**Aim of the exercise:** Write out the entries again exactly as they are given.

**Records to process:**
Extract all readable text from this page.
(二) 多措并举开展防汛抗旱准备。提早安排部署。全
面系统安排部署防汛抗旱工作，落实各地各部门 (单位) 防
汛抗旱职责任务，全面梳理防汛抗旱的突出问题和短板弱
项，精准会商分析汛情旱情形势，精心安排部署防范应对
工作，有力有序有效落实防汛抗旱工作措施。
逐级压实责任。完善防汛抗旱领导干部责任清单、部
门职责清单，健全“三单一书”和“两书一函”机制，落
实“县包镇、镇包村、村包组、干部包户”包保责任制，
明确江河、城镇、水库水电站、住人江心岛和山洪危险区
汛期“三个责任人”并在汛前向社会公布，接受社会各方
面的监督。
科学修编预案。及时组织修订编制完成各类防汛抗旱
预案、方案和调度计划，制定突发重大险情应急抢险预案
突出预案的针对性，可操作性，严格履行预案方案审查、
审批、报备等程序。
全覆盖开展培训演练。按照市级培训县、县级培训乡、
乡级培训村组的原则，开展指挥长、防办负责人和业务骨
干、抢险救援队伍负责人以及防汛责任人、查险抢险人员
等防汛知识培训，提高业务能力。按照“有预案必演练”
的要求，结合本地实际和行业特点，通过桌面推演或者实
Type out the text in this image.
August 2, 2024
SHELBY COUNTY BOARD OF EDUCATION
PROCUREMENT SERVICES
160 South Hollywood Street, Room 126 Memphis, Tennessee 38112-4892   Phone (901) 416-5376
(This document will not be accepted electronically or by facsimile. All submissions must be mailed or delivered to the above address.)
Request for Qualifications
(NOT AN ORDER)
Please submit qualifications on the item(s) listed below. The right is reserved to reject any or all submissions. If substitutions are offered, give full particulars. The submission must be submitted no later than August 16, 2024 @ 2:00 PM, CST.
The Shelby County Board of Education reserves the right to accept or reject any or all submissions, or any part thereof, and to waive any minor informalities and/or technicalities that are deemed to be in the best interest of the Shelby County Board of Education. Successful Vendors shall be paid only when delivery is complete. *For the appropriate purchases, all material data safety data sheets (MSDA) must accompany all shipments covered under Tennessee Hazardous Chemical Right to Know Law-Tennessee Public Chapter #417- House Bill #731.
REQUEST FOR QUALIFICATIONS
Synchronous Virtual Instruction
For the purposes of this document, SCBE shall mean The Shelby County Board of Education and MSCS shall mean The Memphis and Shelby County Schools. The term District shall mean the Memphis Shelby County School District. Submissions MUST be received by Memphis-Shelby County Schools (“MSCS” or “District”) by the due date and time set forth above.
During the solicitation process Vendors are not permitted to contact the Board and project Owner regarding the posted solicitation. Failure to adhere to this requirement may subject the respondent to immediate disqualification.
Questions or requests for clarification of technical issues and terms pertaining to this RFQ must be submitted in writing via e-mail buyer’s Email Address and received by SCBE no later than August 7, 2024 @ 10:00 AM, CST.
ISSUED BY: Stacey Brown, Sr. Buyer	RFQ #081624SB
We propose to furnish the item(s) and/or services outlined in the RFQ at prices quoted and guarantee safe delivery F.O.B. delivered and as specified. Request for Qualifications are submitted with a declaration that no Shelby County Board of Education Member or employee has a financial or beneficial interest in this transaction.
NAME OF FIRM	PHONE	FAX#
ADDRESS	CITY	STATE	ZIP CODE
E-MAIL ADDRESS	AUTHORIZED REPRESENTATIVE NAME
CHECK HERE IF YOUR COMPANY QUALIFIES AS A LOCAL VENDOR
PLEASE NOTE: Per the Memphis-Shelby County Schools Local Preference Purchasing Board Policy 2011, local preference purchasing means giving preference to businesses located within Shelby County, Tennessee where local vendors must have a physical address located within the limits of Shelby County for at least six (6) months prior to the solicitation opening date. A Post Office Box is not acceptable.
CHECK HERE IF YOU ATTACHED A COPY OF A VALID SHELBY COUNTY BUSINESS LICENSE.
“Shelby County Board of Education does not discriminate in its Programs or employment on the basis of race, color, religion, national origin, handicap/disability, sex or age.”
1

**The response:**
Extract all readable text from this page.
(二) 多措并举开展防汛抗旱准备。提早安排部署。全
面系统安排部署防汛抗旱工作，落实各地各部门 (单位) 防
汛抗旱职责任务，全面梳理防汛抗旱的突出问题和短板弱
项，精准会商分析汛情旱情形势，精心安排部署防范应对
工作，有力有序有效落实防汛抗旱工作措施。
逐级压实责任。完善防汛抗旱领导干部责任清单、部
门职责清单，健全“三单一书”和“两书一函”机制，落
实“县包镇、镇包村、村包组、干部包户”包保责任制，
明确江河、城镇、水库水电站、住人江心岛和山洪危险区
汛期“三个责任人”并在汛前向社会公布，接受社会各方
面的监督。
科学修编预案。及时组织修订编制完成各类防汛抗旱
预案、方案和调度计划，制定突发重大险情应急抢险预案
突出预案的针对性，可操作性，严格履行预案方案审查、
审批、报备等程序。
全覆盖开展培训演练。按照市级培训县、县级培训乡、
乡级培训村组的原则，开展指挥长、防办负责人和业务骨
干、抢险救援队伍负责人以及防汛责任人、查险抢险人员
等防汛知识培训，提高业务能力。按照“有预案必演练”
的要求，结合本地实际和行业特点，通过桌面推演或者实
Type out the text in this image.
August 2, 2024
SHELBY COUNTY BOARD OF EDUCATION
PROCUREMENT SERVICES
160 South Hollywood Street, Room 126 Memphis, Tennessee 38112-4892   Phone (901) 416-5376
(This document will not be accepted electronically or by facsimile. All submissions must be mailed or delivered to the above address.)
Request for Qualifications
(NOT AN ORDER)
Please submit qualifications on the item(s) listed below. The right is reserved to reject any or all submissions. If substitutions are offered, give full particulars. The submission must be submitted no later than August 16, 2024 @ 2:00 PM, CST.
The Shelby County Board of Education reserves the right to accept or reject any or all submissions, or any part thereof, and to waive any minor informalities and/or technicalities that are deemed to be in the best interest of the Shelby County Board of Education. Successful Vendors shall be paid only when delivery is complete. *For the appropriate purchases, all material data safety data sheets (MSDA) must accompany all shipments covered under Tennessee Hazardous Chemical Right to Know Law-Tennessee Public Chapter #417- House Bill #731.
REQUEST FOR QUALIFICATIONS
Synchronous Virtual Instruction
For the purposes of this document, SCBE shall mean The Shelby County Board of Education and MSCS shall mean The Memphis and Shelby County Schools. The term District shall mean the Memphis Shelby County School District. Submissions MUST be received by Memphis-Shelby County Schools (“MSCS” or “District”) by the due date and time set forth above.
During the solicitation process Vendors are not permitted to contact the Board and project Owner regarding the posted solicitation. Failure to adhere to this requirement may subject the respondent to immediate disqualification.
Questions or requests for clarification of technical issues and terms pertaining to this RFQ must be submitted in writing via e-mail buyer’s Email Address and received by SCBE no later than August 7, 2024 @ 10:00 AM, CST.
ISSUED BY: Stacey Brown, Sr. Buyer	RFQ #081624SB
We propose to furnish the item(s) and/or services outlined in the RFQ at prices quoted and guarantee safe delivery F.O.B. delivered and as specified. Request for Qualifications are submitted with a declaration that no Shelby County Board of Education Member or employee has a financial or beneficial interest in this transaction.
NAME OF FIRM	PHONE	FAX#
ADDRESS	CITY	STATE	ZIP CODE
E-MAIL ADDRESS	AUTHORIZED REPRESENTATIVE NAME
CHECK HERE IF YOUR COMPANY QUALIFIES AS A LOCAL VENDOR
PLEASE NOTE: Per the Memphis-Shelby County Schools Local Preference Purchasing Board Policy 2011, local preference purchasing means giving preference to businesses located within Shelby County, Tennessee where local vendors must have a physical address located within the limits of Shelby County for at least six (6) months prior to the solicitation opening date. A Post Office Box is not acceptable.
CHECK HERE IF YOU ATTACHED A COPY OF A VALID SHELBY COUNTY BUSINESS LICENSE.
“Shelby County Board of Education does not discriminate in its Programs or employment on the basis of race, color, religion, national origin, handicap/disability, sex or age.”
1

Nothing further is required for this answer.